**PROVIDED DATA**
◆ ◆ ◆
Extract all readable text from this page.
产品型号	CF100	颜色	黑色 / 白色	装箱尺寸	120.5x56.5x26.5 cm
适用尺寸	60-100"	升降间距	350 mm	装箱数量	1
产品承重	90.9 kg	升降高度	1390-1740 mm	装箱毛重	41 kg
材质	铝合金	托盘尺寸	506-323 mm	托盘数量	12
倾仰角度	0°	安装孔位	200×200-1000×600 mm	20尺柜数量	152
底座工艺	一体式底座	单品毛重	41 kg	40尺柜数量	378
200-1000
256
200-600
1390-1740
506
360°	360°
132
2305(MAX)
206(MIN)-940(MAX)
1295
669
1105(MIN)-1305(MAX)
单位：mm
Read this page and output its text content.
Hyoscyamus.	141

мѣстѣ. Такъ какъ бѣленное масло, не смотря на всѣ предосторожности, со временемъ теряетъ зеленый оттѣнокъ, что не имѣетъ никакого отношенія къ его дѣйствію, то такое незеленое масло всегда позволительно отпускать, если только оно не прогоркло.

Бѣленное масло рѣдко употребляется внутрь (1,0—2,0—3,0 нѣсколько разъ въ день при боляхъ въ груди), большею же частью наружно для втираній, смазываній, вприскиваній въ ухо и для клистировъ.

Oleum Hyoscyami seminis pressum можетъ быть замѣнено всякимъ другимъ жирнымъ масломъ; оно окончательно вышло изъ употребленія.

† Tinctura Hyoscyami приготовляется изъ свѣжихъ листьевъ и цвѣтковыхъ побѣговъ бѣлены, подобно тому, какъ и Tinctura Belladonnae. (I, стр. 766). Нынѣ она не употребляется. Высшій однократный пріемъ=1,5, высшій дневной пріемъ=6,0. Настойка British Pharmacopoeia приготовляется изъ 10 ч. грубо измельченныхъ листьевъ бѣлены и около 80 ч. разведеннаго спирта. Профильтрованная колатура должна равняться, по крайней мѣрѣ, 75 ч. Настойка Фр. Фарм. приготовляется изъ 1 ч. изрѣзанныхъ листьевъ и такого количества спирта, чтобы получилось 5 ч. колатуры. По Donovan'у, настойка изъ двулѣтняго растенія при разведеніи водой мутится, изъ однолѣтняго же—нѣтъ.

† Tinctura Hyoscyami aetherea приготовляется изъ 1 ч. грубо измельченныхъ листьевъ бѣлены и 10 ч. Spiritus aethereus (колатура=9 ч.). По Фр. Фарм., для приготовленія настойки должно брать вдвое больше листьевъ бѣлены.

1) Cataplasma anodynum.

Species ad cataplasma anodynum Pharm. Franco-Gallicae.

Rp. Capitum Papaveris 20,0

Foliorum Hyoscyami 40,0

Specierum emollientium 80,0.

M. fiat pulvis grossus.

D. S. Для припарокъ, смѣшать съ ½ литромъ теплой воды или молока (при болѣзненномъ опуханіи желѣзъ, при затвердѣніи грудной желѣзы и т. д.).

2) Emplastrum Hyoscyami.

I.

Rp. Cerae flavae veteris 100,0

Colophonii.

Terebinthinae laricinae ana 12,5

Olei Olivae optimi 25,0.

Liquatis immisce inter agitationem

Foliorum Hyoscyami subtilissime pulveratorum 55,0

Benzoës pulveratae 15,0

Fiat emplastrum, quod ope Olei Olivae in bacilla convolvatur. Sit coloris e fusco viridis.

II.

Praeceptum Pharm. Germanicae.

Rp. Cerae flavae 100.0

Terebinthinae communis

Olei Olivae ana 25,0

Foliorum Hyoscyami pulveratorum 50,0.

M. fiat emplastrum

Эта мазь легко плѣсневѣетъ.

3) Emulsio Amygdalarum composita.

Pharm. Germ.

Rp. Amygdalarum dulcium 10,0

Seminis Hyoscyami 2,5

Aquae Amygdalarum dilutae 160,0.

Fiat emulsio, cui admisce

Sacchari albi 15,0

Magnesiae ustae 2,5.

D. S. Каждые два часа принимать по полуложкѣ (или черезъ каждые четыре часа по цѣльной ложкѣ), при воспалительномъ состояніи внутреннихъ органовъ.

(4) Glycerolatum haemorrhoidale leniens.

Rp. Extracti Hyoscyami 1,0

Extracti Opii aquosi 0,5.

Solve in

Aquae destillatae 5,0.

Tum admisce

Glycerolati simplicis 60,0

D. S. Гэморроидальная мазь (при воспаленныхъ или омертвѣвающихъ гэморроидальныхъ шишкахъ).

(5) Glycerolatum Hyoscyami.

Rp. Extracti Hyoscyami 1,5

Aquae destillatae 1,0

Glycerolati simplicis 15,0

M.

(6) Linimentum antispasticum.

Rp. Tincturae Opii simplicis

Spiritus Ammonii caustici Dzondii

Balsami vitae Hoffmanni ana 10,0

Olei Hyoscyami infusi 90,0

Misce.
◆ ◆ ◆
Find each line holding "destillatae". Copy it out.

Aquae destillatae 5,0.
Aquae destillatae 1,0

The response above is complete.